* **Exercise set**:
A - In the Valor Friday article, how many kills did Frank Luke and Joseph Wehner log together?
B - Pick out each line of the records containing the string "marker", and copy those lines.
## BEGIN Text
Valor Friday

| April 26, 2019

army moh

Today’s Valor Friday honors two WWI Army fliers, Frank Luke and Joseph Wehner, and how teamwork would enable them to prevail in the air. For a time, anyway. As usual, a deep thank you to Mason for the research and write up. So here it is:


Today’s valor tale is another two for one. This time, the two men being honored were a team of air aces from the First World War. Frank Luke and Joseph Wehner were aviation pioneers that together logged 24 kills in the air over Europe.

There were four men awarded Medals of Honor for their exploits in the air during World War I. Two were posthumous for men trying to resupply the Lost Battalion. The other two were given to air aces. An ace is a fighter pilot who has downed five or more enemy airplanes. One of those was to a very famous aviator you’re sure to have heard of, the celebrated top American ace of the war, Captain Eddie Rickenbacker. The last recipient is one of the subjects of today’s story, Lieutenant Frank Luke.

Frank Luke was born in Phoenix, in the Arizona Territory, and grew up in a family with eight brothers and sisters. A skilled athlete, he enlisted into the Aviation Section of the US Army Signal Corps shortly after America’s entry to the War in Europe.

Joseph Wehner meanwhile was born on the other side of the country. A native of Boston, he was also an athlete, and was working for the YMCA in Berlin when war broke out. He returned home and enlisted into the Aviation Section in June 1917. While receiving his flight training, Wehner’s German ancestry and recent ties to the country, and perhaps maybe his independent, loner personality, cast suspicion on him during the rampant anti-German sentiment of the time. He was arrested and investigated by the Secret Service, ultimately being exonerated and returned to duty.

Both Luke and Wehner received training as pilots, were commissioned second lieutenants, and were a part of the American Expeditionary Force headed to France in early 1918. By mid-summer 1918, the pilots’ paths crossed as they were both assigned to the 27th Aero Squadron. Aviators on the front lines had a short life expectancy. For example, in April 1917 the UK’s Royal Flying Corps showed pilots could expect to survive for just 69 hours in the air, the worst month for the war.

Flying during this period was very new. There were no old salts upon which to draw inspiration. The Wright Brothers had only flown for the first time 11 years before the war broke out. Airplane designs were being invented, fielded, and made obsolete in a span of months if not weeks. Literally everything being done was being done for the first time here. Aircraft were wood and fabric construction, with no hydraulic or electrical aids, and the art of flying was truly by the seat of their pants. There were no checklists and procedures. Pilots had stick, rudder, and throttle and little else.

Portable radios were also not yet practical. At best, two person artillery spotting aircraft would use a primitive Marconi wireless to transmit Morse from the back seat. Pilots couldn’t communicate with each other and could only communicate with the ground by dropping messages.
## END Text
## BEGIN Records for the task
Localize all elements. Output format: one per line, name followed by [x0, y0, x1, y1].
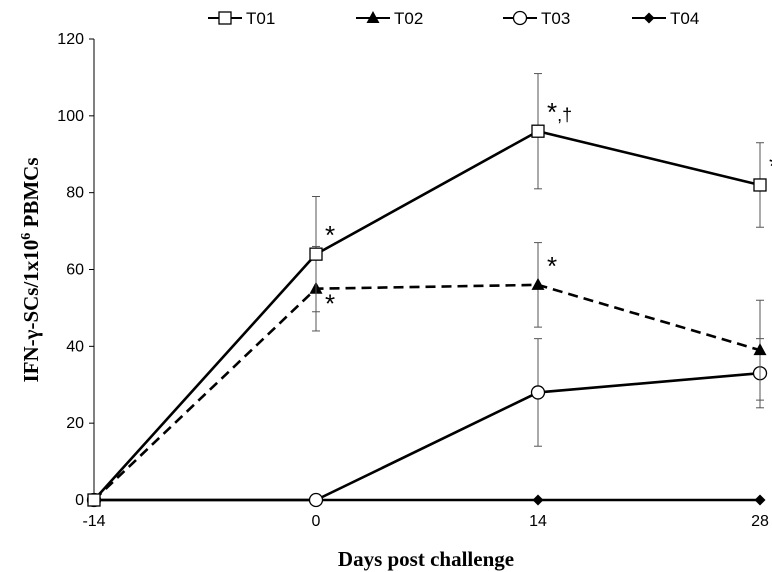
y-tick-label: 100: [57, 108, 84, 125]
significance-annotation: *: [547, 251, 557, 281]
x-tick-label: 0: [312, 513, 321, 530]
y-tick-label: 60: [66, 262, 84, 279]
significance-annotation: *: [325, 220, 335, 250]
legend-item-t04: T04: [632, 9, 699, 28]
legend-label: T03: [541, 9, 570, 28]
data-point-t01: [309, 247, 323, 261]
data-point-t01: [87, 493, 101, 507]
legend-item-t02: T02: [356, 9, 423, 28]
x-axis: -14 0 14 28: [82, 499, 769, 530]
significance-annotation: *,†: [547, 97, 572, 127]
legend-label: T02: [394, 9, 423, 28]
y-tick-label: 80: [66, 185, 84, 202]
series-t01: [87, 73, 767, 507]
series-t03: [86, 338, 768, 508]
data-point-t03: [530, 385, 546, 400]
y-tick-label: 40: [66, 338, 84, 355]
legend-marker: [643, 12, 655, 24]
annotation-layer: * * *,† * *,†: [325, 97, 772, 319]
data-point-t01: [753, 178, 767, 192]
significance-annotation: *,†: [769, 151, 772, 181]
x-tick-label: 28: [751, 513, 769, 530]
legend-label: T01: [246, 9, 275, 28]
y-axis-title-superscript: 6: [19, 233, 34, 240]
series-t02: [87, 242, 767, 505]
legend-item-t03: T03: [503, 9, 570, 28]
legend-marker: [218, 11, 232, 25]
series-layer: [86, 73, 768, 508]
y-axis: 0 20 40 60 80 100 120: [57, 31, 95, 509]
y-axis-title: IFN-γ-SCs/1x106 PBMCs: [19, 157, 43, 382]
y-tick-label: 120: [57, 31, 84, 48]
legend-marker: [366, 11, 380, 23]
legend: T01 T02 T03 T04: [208, 9, 699, 28]
x-axis-title: Days post challenge: [338, 547, 514, 571]
data-point-t01: [531, 124, 545, 138]
data-point-t03: [308, 492, 324, 508]
legend-item-t01: T01: [208, 9, 275, 28]
data-point-t04: [754, 494, 766, 506]
series-line-t03: [94, 371, 761, 502]
data-point-t04: [532, 494, 544, 506]
y-axis-title-main: IFN-γ-SCs/1x10: [19, 240, 43, 383]
legend-marker: [512, 10, 528, 26]
legend-label: T04: [670, 9, 699, 28]
significance-annotation: *: [325, 289, 335, 319]
y-tick-label: 20: [66, 415, 84, 432]
series-line-t02: [93, 283, 761, 501]
y-axis-title-tail: PBMCs: [19, 157, 43, 232]
y-tick-label: 0: [75, 492, 84, 509]
series-line-t01: [93, 129, 761, 501]
data-point-t02: [753, 343, 767, 356]
data-point-t02: [531, 277, 545, 290]
x-tick-label: 14: [529, 513, 547, 530]
x-tick-label: -14: [82, 513, 105, 530]
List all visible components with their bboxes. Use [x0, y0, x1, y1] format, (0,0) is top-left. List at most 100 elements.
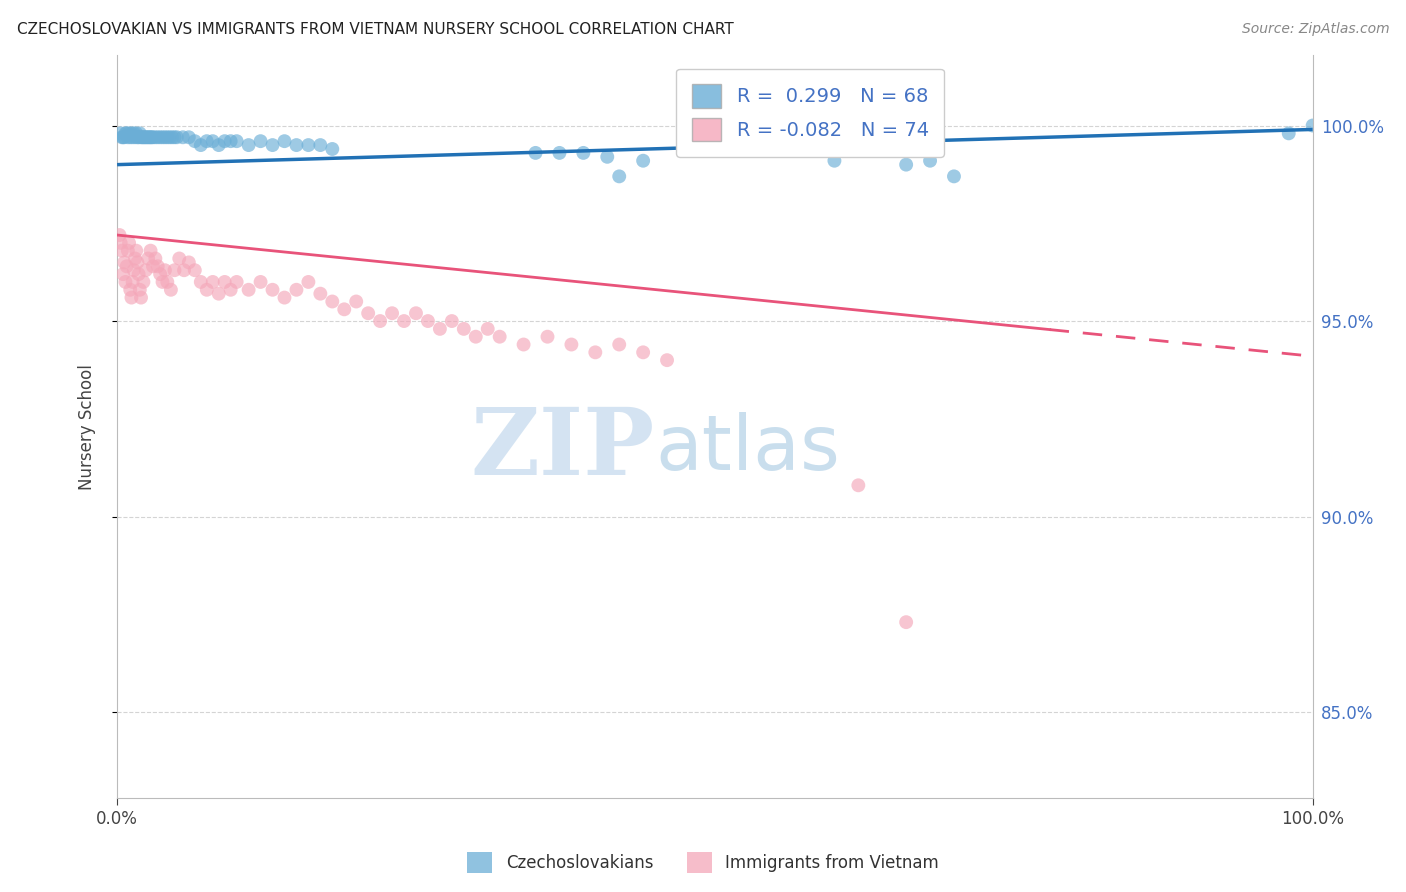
Point [208, 286, 231, 301]
Point [846, 478, 869, 492]
Point [159, 130, 181, 145]
Point [124, 130, 146, 145]
Point [128, 126, 150, 140]
Point [572, 145, 595, 160]
Point [142, 130, 165, 145]
Point [141, 130, 163, 145]
Point [548, 145, 571, 160]
Text: ZIP: ZIP [471, 404, 655, 494]
Legend: Czechoslovakians, Immigrants from Vietnam: Czechoslovakians, Immigrants from Vietna… [461, 846, 945, 880]
Point [129, 291, 152, 305]
Point [114, 126, 136, 140]
Point [225, 275, 247, 289]
Point [219, 283, 242, 297]
Point [440, 314, 463, 328]
Point [152, 130, 174, 145]
Point [894, 158, 917, 172]
Point [214, 275, 236, 289]
Point [146, 260, 169, 274]
Point [238, 138, 260, 153]
Point [195, 134, 218, 148]
Point [655, 353, 678, 368]
Point [195, 283, 218, 297]
Point [112, 255, 135, 269]
Point [115, 126, 138, 140]
Point [149, 267, 172, 281]
Point [143, 252, 166, 266]
Point [120, 130, 142, 145]
Point [607, 169, 630, 184]
Point [249, 275, 271, 289]
Point [122, 263, 145, 277]
Point [344, 294, 367, 309]
Point [177, 130, 200, 145]
Point [357, 306, 380, 320]
Point [121, 130, 143, 145]
Point [285, 283, 308, 297]
Point [115, 260, 138, 274]
Point [139, 244, 162, 258]
Point [184, 263, 207, 277]
Point [163, 130, 186, 145]
Point [309, 286, 332, 301]
Point [321, 294, 343, 309]
Point [381, 306, 404, 320]
Point [125, 244, 148, 258]
Point [631, 153, 654, 168]
Point [160, 130, 183, 145]
Point [214, 134, 236, 148]
Point [918, 153, 941, 168]
Point [1302, 119, 1324, 133]
Point [112, 130, 135, 145]
Point [208, 138, 231, 153]
Point [262, 138, 284, 153]
Point [142, 260, 165, 274]
Text: atlas: atlas [655, 412, 839, 486]
Point [285, 138, 308, 153]
Point [132, 275, 155, 289]
Text: CZECHOSLOVAKIAN VS IMMIGRANTS FROM VIETNAM NURSERY SCHOOL CORRELATION CHART: CZECHOSLOVAKIAN VS IMMIGRANTS FROM VIETN… [17, 22, 734, 37]
Point [128, 283, 150, 297]
Point [136, 130, 159, 145]
Point [112, 130, 135, 145]
Point [153, 130, 176, 145]
Point [156, 275, 179, 289]
Point [108, 227, 131, 242]
Point [894, 615, 917, 629]
Point [333, 302, 356, 317]
Point [560, 337, 582, 351]
Point [120, 126, 142, 140]
Point [117, 244, 139, 258]
Point [190, 138, 212, 153]
Point [131, 130, 153, 145]
Point [943, 169, 966, 184]
Point [110, 126, 132, 140]
Point [190, 275, 212, 289]
Point [163, 263, 186, 277]
Point [125, 126, 148, 140]
Point [823, 153, 845, 168]
Point [139, 130, 162, 145]
Point [111, 130, 134, 145]
Point [238, 283, 260, 297]
Point [156, 130, 179, 145]
Point [596, 150, 619, 164]
Point [135, 263, 157, 277]
Point [429, 322, 451, 336]
Point [117, 130, 139, 145]
Point [583, 345, 606, 359]
Point [631, 345, 654, 359]
Point [111, 244, 134, 258]
Point [112, 267, 135, 281]
Point [121, 275, 143, 289]
Text: Source: ZipAtlas.com: Source: ZipAtlas.com [1241, 22, 1389, 37]
Point [173, 263, 195, 277]
Point [114, 275, 136, 289]
Point [149, 130, 172, 145]
Point [169, 252, 191, 266]
Point [297, 275, 319, 289]
Point [1278, 126, 1301, 140]
Point [321, 142, 343, 156]
Point [127, 255, 149, 269]
Point [262, 283, 284, 297]
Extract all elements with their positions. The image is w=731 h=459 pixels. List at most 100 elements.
## END Records for the task
* **Exercise responses**:
A - 24

B -
legend-marker: [643, 12, 655, 24]
legend-marker: [218, 11, 232, 25]
legend-marker: [366, 11, 380, 23]
legend-marker: [512, 10, 528, 26]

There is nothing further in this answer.